## begin
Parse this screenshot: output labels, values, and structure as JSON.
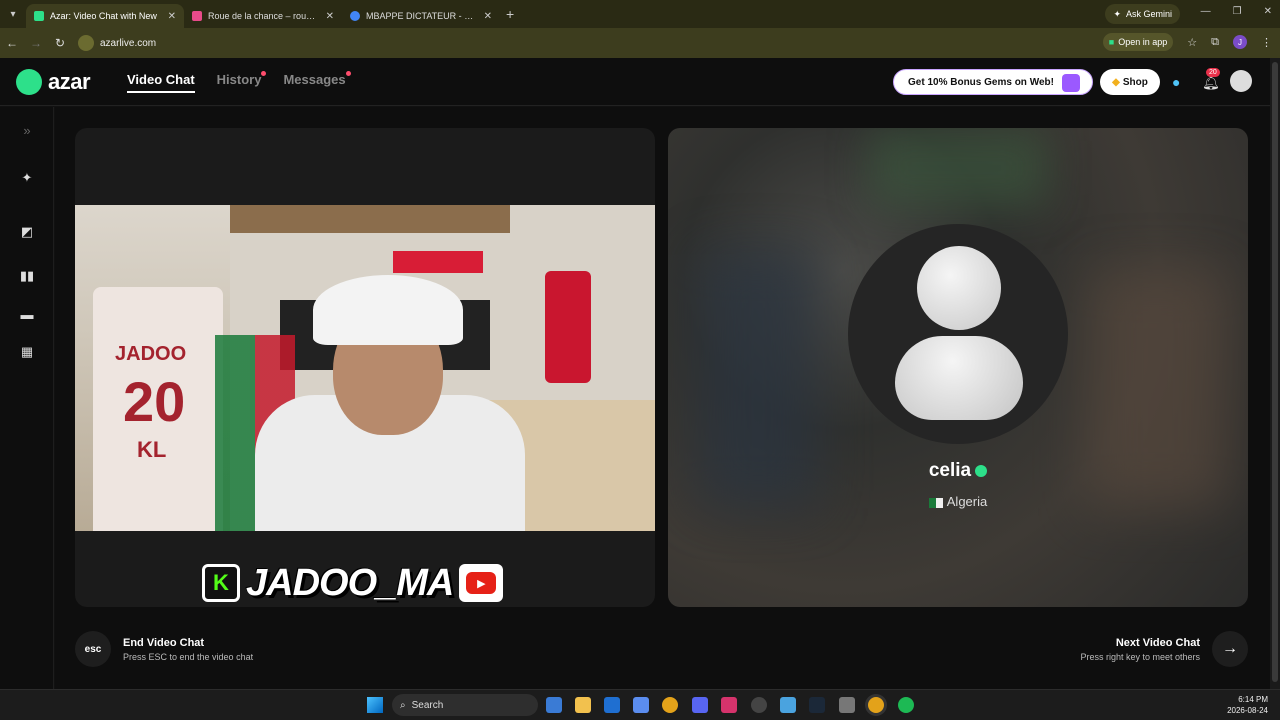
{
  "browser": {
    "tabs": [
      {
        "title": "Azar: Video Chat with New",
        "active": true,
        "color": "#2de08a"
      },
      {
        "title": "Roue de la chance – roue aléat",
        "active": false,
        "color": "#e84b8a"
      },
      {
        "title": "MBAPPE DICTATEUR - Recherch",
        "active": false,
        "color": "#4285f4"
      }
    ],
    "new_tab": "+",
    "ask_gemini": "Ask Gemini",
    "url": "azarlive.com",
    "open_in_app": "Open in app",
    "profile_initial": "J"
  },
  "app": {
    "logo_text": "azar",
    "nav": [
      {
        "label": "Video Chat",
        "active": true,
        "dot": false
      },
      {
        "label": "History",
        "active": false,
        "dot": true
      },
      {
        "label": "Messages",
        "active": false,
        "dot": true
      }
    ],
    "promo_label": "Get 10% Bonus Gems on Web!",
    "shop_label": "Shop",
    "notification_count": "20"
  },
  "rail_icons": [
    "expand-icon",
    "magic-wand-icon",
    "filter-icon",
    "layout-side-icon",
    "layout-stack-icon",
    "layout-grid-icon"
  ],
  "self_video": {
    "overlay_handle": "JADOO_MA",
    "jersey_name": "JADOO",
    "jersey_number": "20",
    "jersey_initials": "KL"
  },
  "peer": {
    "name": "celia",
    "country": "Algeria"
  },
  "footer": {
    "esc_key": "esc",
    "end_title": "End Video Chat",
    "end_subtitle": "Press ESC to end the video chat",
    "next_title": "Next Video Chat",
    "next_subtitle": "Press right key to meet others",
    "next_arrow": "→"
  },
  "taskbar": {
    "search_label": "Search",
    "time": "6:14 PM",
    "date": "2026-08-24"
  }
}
## end
What to produce: Retype everything in the material word for word, minus pictures.

Full solution:
Parse this screenshot: output labels, values, and structure as JSON.
{
  "browser": {
    "tabs": [
      {
        "title": "Azar: Video Chat with New",
        "active": true,
        "color": "#2de08a"
      },
      {
        "title": "Roue de la chance – roue aléat",
        "active": false,
        "color": "#e84b8a"
      },
      {
        "title": "MBAPPE DICTATEUR - Recherch",
        "active": false,
        "color": "#4285f4"
      }
    ],
    "new_tab": "+",
    "ask_gemini": "Ask Gemini",
    "url": "azarlive.com",
    "open_in_app": "Open in app",
    "profile_initial": "J"
  },
  "app": {
    "logo_text": "azar",
    "nav": [
      {
        "label": "Video Chat",
        "active": true,
        "dot": false
      },
      {
        "label": "History",
        "active": false,
        "dot": true
      },
      {
        "label": "Messages",
        "active": false,
        "dot": true
      }
    ],
    "promo_label": "Get 10% Bonus Gems on Web!",
    "shop_label": "Shop",
    "notification_count": "20"
  },
  "rail_icons": [
    "expand-icon",
    "magic-wand-icon",
    "filter-icon",
    "layout-side-icon",
    "layout-stack-icon",
    "layout-grid-icon"
  ],
  "self_video": {
    "overlay_handle": "JADOO_MA",
    "jersey_name": "JADOO",
    "jersey_number": "20",
    "jersey_initials": "KL"
  },
  "peer": {
    "name": "celia",
    "country": "Algeria"
  },
  "footer": {
    "esc_key": "esc",
    "end_title": "End Video Chat",
    "end_subtitle": "Press ESC to end the video chat",
    "next_title": "Next Video Chat",
    "next_subtitle": "Press right key to meet others",
    "next_arrow": "→"
  },
  "taskbar": {
    "search_label": "Search",
    "time": "6:14 PM",
    "date": "2026-08-24"
  }
}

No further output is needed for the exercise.